> **Description of the task**
In the data below, find each line containing the string "sein" and return it.

+++

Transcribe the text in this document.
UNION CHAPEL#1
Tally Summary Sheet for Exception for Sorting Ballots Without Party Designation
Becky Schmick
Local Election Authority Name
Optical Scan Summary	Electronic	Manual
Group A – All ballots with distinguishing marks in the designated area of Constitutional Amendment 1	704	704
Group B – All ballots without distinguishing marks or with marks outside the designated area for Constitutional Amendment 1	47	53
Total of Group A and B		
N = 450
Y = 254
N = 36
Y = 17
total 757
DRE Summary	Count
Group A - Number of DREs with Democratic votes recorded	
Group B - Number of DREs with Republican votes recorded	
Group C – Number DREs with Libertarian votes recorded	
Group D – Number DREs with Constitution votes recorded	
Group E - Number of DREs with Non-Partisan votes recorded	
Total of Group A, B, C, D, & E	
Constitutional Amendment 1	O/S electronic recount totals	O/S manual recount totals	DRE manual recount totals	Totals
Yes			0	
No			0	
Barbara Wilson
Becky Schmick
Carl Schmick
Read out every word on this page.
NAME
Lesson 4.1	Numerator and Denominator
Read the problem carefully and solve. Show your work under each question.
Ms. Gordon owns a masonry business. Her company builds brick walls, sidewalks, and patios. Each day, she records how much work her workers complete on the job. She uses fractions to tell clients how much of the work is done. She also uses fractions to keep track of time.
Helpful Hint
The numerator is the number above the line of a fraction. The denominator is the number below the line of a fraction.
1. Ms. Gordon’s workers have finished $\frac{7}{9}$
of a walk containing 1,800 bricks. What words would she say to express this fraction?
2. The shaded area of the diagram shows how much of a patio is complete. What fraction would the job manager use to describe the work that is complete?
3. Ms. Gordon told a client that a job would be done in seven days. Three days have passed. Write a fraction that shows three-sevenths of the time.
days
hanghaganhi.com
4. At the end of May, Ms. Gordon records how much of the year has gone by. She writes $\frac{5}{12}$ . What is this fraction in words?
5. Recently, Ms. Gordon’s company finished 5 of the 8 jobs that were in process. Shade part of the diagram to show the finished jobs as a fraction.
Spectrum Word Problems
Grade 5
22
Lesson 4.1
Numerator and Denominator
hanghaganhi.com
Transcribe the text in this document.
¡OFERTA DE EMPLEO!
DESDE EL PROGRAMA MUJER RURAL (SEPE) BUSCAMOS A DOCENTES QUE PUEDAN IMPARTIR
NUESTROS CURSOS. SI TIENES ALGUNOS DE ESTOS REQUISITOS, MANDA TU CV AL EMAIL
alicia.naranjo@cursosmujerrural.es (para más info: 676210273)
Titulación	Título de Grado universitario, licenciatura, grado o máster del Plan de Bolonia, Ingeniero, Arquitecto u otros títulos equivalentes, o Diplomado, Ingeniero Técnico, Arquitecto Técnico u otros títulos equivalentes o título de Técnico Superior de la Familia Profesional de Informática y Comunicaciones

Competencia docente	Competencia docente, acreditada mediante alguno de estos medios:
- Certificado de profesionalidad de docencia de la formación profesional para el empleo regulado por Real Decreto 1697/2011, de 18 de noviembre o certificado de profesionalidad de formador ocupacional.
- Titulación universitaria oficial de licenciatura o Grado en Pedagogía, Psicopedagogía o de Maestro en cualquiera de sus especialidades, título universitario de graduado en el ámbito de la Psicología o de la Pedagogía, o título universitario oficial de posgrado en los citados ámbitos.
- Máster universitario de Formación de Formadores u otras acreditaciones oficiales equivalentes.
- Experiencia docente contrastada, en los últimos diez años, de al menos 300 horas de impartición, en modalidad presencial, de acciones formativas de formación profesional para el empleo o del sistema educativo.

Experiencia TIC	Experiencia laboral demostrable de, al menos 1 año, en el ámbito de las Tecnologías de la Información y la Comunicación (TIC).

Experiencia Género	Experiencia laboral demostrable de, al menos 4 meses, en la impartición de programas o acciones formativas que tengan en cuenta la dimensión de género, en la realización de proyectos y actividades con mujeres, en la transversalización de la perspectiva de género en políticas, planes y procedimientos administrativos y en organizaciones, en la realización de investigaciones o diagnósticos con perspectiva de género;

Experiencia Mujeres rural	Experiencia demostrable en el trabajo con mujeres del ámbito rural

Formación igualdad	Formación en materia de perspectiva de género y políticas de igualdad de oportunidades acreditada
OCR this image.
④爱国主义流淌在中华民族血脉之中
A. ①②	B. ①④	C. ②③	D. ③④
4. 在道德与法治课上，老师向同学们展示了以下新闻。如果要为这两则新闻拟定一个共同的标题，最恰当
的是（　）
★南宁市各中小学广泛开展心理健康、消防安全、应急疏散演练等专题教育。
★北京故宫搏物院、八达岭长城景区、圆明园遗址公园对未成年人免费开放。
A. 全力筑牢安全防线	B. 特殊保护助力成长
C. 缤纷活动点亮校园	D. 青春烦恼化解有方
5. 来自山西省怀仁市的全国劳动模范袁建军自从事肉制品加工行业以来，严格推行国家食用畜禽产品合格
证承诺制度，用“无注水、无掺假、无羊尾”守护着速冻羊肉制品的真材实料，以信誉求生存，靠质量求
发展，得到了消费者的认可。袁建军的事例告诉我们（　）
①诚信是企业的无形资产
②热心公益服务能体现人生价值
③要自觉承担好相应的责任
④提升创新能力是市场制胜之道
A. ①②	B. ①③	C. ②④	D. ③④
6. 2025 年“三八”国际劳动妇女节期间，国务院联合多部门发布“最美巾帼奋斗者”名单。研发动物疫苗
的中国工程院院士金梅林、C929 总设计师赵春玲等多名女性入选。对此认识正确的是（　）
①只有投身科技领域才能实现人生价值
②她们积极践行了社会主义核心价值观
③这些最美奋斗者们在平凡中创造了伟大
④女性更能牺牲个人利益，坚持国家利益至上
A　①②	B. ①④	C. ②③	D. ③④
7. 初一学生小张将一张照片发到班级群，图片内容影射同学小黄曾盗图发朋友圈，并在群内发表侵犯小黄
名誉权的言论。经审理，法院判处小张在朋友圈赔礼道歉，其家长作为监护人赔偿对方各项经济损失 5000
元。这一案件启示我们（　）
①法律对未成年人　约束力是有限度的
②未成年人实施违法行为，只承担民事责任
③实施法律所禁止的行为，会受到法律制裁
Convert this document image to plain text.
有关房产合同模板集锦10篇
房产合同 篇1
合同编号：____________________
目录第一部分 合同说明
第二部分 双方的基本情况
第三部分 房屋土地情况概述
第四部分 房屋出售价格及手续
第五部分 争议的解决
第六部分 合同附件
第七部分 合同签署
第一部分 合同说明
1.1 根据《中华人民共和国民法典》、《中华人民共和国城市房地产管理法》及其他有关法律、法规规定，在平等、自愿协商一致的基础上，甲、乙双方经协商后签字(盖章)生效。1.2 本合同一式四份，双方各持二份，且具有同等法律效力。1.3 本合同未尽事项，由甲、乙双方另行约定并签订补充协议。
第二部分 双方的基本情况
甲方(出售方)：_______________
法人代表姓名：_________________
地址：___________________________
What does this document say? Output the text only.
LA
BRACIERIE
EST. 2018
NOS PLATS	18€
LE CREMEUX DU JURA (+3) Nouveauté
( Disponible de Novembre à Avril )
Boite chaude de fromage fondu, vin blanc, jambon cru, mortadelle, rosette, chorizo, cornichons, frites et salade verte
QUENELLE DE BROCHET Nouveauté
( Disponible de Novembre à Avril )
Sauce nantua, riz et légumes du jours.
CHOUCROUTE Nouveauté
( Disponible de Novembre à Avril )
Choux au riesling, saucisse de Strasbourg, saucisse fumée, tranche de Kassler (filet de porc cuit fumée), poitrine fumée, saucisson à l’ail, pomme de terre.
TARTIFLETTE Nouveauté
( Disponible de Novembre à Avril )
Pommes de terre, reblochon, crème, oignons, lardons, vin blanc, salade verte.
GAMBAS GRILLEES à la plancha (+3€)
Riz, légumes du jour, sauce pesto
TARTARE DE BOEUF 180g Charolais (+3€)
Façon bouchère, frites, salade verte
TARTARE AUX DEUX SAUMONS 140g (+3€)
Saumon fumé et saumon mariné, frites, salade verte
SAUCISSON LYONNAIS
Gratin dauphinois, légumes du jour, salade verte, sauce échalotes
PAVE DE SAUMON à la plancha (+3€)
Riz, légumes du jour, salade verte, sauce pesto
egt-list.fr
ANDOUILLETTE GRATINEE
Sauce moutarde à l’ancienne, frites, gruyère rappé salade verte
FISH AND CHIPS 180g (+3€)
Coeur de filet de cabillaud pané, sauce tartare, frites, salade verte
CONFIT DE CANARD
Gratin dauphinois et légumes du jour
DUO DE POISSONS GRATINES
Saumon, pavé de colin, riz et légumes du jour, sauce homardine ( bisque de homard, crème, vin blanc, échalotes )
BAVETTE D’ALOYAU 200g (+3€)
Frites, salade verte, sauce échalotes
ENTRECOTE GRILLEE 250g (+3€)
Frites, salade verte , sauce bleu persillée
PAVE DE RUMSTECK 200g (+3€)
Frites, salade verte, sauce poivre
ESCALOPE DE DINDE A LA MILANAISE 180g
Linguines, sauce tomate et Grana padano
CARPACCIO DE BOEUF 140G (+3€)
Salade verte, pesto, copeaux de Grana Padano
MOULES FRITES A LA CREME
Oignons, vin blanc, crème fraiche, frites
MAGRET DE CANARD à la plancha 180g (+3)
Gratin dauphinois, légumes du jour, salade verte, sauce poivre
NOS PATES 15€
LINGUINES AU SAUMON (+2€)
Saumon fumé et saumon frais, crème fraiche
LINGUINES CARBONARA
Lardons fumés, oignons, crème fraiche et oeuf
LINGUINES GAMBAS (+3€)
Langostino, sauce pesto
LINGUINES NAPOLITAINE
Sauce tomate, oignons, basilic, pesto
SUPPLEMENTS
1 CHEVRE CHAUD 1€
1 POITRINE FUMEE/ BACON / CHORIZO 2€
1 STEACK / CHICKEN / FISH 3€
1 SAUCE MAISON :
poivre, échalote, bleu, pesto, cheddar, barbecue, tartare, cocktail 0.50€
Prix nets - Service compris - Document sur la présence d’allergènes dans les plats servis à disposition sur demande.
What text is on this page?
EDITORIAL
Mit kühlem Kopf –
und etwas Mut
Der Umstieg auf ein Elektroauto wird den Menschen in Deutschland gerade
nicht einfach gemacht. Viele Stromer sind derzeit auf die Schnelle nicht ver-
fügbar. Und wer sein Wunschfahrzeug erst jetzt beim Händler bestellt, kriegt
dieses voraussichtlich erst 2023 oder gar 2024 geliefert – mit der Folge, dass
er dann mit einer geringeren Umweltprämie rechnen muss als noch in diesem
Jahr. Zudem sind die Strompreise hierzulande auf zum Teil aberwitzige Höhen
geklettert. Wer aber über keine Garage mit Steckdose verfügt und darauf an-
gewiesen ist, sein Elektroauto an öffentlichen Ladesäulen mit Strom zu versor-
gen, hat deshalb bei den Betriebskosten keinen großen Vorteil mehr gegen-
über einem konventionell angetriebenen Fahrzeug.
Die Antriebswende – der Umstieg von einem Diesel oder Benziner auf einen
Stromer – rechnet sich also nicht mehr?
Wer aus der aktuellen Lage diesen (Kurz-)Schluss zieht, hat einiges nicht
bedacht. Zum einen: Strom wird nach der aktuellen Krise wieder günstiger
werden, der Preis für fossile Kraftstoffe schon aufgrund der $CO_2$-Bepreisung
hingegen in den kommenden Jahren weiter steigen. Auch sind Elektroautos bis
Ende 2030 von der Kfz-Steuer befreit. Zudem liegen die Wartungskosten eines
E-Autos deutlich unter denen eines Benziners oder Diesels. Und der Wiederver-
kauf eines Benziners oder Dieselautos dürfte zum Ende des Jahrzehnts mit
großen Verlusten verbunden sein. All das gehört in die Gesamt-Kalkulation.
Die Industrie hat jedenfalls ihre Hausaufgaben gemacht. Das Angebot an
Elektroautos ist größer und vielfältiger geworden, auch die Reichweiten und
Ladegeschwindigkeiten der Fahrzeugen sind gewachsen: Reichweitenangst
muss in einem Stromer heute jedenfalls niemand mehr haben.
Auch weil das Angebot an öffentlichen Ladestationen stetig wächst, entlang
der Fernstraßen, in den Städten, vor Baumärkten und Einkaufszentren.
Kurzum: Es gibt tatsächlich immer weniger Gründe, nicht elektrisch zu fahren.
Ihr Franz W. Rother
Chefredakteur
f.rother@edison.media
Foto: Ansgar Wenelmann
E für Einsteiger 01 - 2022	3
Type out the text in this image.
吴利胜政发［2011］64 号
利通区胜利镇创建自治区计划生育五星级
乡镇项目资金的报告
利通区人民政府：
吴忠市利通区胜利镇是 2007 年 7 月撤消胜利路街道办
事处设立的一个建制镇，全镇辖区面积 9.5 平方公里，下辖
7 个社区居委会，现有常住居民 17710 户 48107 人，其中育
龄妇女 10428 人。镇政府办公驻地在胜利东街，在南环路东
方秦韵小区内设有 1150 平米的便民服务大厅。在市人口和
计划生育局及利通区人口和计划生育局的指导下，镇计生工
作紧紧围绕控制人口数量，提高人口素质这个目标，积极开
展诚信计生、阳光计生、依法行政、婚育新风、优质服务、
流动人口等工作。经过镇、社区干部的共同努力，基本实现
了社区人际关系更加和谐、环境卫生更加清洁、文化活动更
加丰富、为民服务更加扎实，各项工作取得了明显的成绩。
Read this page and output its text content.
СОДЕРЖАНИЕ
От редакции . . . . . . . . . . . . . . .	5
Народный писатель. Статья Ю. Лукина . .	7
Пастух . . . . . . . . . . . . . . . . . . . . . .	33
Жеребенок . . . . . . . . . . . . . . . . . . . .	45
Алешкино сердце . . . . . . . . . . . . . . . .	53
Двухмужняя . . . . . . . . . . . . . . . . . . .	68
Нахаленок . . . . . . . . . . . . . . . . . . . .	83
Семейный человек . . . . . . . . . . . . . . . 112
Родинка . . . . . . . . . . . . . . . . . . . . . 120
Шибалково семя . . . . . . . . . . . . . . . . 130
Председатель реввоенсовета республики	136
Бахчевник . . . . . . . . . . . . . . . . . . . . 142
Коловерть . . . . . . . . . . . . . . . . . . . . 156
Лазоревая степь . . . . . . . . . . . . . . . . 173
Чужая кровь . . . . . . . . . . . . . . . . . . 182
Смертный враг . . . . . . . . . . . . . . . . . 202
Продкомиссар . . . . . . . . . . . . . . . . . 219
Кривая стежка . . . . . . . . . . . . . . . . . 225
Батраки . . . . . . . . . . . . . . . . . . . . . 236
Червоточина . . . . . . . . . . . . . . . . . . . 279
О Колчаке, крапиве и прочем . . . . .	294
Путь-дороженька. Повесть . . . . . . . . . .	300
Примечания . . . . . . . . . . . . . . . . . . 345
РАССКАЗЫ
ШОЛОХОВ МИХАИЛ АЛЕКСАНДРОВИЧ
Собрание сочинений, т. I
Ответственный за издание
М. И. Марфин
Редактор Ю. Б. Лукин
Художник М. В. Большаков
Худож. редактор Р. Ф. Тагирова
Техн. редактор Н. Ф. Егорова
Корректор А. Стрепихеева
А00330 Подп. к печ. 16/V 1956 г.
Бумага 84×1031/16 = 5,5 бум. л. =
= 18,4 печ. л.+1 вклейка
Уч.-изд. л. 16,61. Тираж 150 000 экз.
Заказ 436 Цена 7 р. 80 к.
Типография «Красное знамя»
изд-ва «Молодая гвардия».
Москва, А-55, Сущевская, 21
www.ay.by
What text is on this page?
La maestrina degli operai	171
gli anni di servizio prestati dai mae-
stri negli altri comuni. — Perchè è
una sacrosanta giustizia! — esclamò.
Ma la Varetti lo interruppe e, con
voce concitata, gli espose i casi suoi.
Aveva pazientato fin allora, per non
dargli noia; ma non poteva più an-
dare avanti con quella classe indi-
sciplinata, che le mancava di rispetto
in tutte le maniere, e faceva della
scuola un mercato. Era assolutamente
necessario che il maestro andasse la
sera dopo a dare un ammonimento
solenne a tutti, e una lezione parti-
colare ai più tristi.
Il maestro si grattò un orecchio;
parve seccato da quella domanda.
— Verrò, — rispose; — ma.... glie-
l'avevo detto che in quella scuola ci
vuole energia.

+++

> **Exercise response**
fügbar. Und wer sein Wunschfahrzeug erst jetzt beim Händler bestellt, kriegt
gewiesen ist, sein Elektroauto an öffentlichen Ladesäulen mit Strom zu versor-
großen Verlusten verbunden sein. All das gehört in die Gesamt-Kalkulation.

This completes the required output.